• **Records**
┌──
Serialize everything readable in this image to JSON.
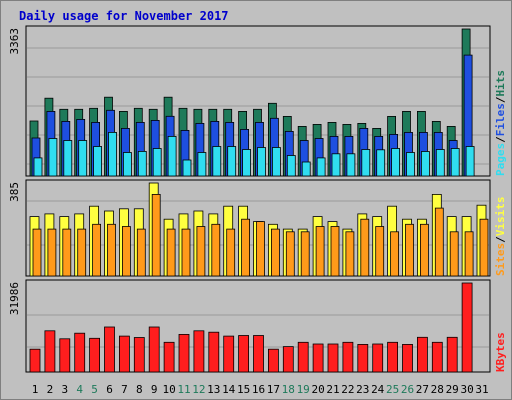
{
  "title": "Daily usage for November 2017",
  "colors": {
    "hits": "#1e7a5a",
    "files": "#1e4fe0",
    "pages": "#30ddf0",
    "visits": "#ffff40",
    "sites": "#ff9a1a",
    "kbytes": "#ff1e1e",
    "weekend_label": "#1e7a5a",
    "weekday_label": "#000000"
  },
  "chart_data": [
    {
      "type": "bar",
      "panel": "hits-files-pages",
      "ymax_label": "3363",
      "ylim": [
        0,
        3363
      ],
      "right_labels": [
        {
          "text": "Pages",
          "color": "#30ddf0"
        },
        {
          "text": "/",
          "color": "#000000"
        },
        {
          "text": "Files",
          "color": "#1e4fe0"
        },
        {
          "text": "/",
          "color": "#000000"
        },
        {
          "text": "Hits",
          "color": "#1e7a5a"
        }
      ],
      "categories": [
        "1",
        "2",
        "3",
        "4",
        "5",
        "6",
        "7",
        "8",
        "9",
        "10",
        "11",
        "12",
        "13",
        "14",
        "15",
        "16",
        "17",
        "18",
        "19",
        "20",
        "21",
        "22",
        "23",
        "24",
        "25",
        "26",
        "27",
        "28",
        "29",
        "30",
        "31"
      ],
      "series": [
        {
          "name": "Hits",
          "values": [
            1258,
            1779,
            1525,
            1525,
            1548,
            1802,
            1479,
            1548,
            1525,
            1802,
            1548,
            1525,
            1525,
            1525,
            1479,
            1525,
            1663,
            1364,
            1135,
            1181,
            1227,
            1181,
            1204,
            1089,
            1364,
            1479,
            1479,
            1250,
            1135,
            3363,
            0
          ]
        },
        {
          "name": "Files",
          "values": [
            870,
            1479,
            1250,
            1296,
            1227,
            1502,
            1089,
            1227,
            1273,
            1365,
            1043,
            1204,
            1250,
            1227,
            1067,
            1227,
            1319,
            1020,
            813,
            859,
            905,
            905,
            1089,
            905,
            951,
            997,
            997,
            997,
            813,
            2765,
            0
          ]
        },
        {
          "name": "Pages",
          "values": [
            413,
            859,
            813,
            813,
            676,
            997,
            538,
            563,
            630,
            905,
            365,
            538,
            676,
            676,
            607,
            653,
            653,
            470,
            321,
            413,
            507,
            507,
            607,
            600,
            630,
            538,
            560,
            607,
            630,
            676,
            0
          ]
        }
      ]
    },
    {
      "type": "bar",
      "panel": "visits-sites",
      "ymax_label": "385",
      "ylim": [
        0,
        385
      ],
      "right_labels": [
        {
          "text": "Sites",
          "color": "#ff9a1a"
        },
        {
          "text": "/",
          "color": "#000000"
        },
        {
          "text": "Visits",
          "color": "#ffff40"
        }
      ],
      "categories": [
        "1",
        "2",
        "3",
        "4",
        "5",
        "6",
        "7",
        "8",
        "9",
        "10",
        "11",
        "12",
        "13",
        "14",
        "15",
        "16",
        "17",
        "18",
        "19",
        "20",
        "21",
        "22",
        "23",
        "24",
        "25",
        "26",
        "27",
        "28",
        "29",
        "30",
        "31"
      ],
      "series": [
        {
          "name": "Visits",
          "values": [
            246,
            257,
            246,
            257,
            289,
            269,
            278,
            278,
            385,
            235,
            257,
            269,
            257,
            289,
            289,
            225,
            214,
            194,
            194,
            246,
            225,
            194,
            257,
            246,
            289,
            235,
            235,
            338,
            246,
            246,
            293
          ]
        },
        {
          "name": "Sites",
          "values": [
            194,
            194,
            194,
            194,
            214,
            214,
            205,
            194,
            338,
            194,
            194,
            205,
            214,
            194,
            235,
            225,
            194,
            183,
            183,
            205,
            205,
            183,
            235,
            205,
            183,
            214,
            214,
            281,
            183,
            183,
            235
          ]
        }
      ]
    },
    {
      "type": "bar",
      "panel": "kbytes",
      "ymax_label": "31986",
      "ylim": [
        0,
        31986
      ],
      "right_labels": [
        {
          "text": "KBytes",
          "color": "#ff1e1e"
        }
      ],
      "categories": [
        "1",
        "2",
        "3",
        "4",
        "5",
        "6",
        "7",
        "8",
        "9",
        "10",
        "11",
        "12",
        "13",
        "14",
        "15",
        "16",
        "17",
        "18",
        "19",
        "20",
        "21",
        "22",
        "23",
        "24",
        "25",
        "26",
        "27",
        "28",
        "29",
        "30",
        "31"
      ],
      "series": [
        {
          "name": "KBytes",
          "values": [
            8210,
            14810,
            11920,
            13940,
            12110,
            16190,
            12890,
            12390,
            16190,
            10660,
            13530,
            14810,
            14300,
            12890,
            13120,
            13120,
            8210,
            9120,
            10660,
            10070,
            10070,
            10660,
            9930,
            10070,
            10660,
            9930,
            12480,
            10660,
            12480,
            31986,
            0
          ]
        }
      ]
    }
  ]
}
└──
• **WHAT THE TASK ASKS**
The records shown above are to be repeated exactly, with the pictures left out.

• **RESULT OF THIS EXERCISE**
Serialize everything readable in this image to JSON.
{
  "title": "Daily usage for November 2017",
  "colors": {
    "hits": "#1e7a5a",
    "files": "#1e4fe0",
    "pages": "#30ddf0",
    "visits": "#ffff40",
    "sites": "#ff9a1a",
    "kbytes": "#ff1e1e",
    "weekend_label": "#1e7a5a",
    "weekday_label": "#000000"
  },
  "chart_data": [
    {
      "type": "bar",
      "panel": "hits-files-pages",
      "ymax_label": "3363",
      "ylim": [
        0,
        3363
      ],
      "right_labels": [
        {
          "text": "Pages",
          "color": "#30ddf0"
        },
        {
          "text": "/",
          "color": "#000000"
        },
        {
          "text": "Files",
          "color": "#1e4fe0"
        },
        {
          "text": "/",
          "color": "#000000"
        },
        {
          "text": "Hits",
          "color": "#1e7a5a"
        }
      ],
      "categories": [
        "1",
        "2",
        "3",
        "4",
        "5",
        "6",
        "7",
        "8",
        "9",
        "10",
        "11",
        "12",
        "13",
        "14",
        "15",
        "16",
        "17",
        "18",
        "19",
        "20",
        "21",
        "22",
        "23",
        "24",
        "25",
        "26",
        "27",
        "28",
        "29",
        "30",
        "31"
      ],
      "series": [
        {
          "name": "Hits",
          "values": [
            1258,
            1779,
            1525,
            1525,
            1548,
            1802,
            1479,
            1548,
            1525,
            1802,
            1548,
            1525,
            1525,
            1525,
            1479,
            1525,
            1663,
            1364,
            1135,
            1181,
            1227,
            1181,
            1204,
            1089,
            1364,
            1479,
            1479,
            1250,
            1135,
            3363,
            0
          ]
        },
        {
          "name": "Files",
          "values": [
            870,
            1479,
            1250,
            1296,
            1227,
            1502,
            1089,
            1227,
            1273,
            1365,
            1043,
            1204,
            1250,
            1227,
            1067,
            1227,
            1319,
            1020,
            813,
            859,
            905,
            905,
            1089,
            905,
            951,
            997,
            997,
            997,
            813,
            2765,
            0
          ]
        },
        {
          "name": "Pages",
          "values": [
            413,
            859,
            813,
            813,
            676,
            997,
            538,
            563,
            630,
            905,
            365,
            538,
            676,
            676,
            607,
            653,
            653,
            470,
            321,
            413,
            507,
            507,
            607,
            600,
            630,
            538,
            560,
            607,
            630,
            676,
            0
          ]
        }
      ]
    },
    {
      "type": "bar",
      "panel": "visits-sites",
      "ymax_label": "385",
      "ylim": [
        0,
        385
      ],
      "right_labels": [
        {
          "text": "Sites",
          "color": "#ff9a1a"
        },
        {
          "text": "/",
          "color": "#000000"
        },
        {
          "text": "Visits",
          "color": "#ffff40"
        }
      ],
      "categories": [
        "1",
        "2",
        "3",
        "4",
        "5",
        "6",
        "7",
        "8",
        "9",
        "10",
        "11",
        "12",
        "13",
        "14",
        "15",
        "16",
        "17",
        "18",
        "19",
        "20",
        "21",
        "22",
        "23",
        "24",
        "25",
        "26",
        "27",
        "28",
        "29",
        "30",
        "31"
      ],
      "series": [
        {
          "name": "Visits",
          "values": [
            246,
            257,
            246,
            257,
            289,
            269,
            278,
            278,
            385,
            235,
            257,
            269,
            257,
            289,
            289,
            225,
            214,
            194,
            194,
            246,
            225,
            194,
            257,
            246,
            289,
            235,
            235,
            338,
            246,
            246,
            293
          ]
        },
        {
          "name": "Sites",
          "values": [
            194,
            194,
            194,
            194,
            214,
            214,
            205,
            194,
            338,
            194,
            194,
            205,
            214,
            194,
            235,
            225,
            194,
            183,
            183,
            205,
            205,
            183,
            235,
            205,
            183,
            214,
            214,
            281,
            183,
            183,
            235
          ]
        }
      ]
    },
    {
      "type": "bar",
      "panel": "kbytes",
      "ymax_label": "31986",
      "ylim": [
        0,
        31986
      ],
      "right_labels": [
        {
          "text": "KBytes",
          "color": "#ff1e1e"
        }
      ],
      "categories": [
        "1",
        "2",
        "3",
        "4",
        "5",
        "6",
        "7",
        "8",
        "9",
        "10",
        "11",
        "12",
        "13",
        "14",
        "15",
        "16",
        "17",
        "18",
        "19",
        "20",
        "21",
        "22",
        "23",
        "24",
        "25",
        "26",
        "27",
        "28",
        "29",
        "30",
        "31"
      ],
      "series": [
        {
          "name": "KBytes",
          "values": [
            8210,
            14810,
            11920,
            13940,
            12110,
            16190,
            12890,
            12390,
            16190,
            10660,
            13530,
            14810,
            14300,
            12890,
            13120,
            13120,
            8210,
            9120,
            10660,
            10070,
            10070,
            10660,
            9930,
            10070,
            10660,
            9930,
            12480,
            10660,
            12480,
            31986,
            0
          ]
        }
      ]
    }
  ]
}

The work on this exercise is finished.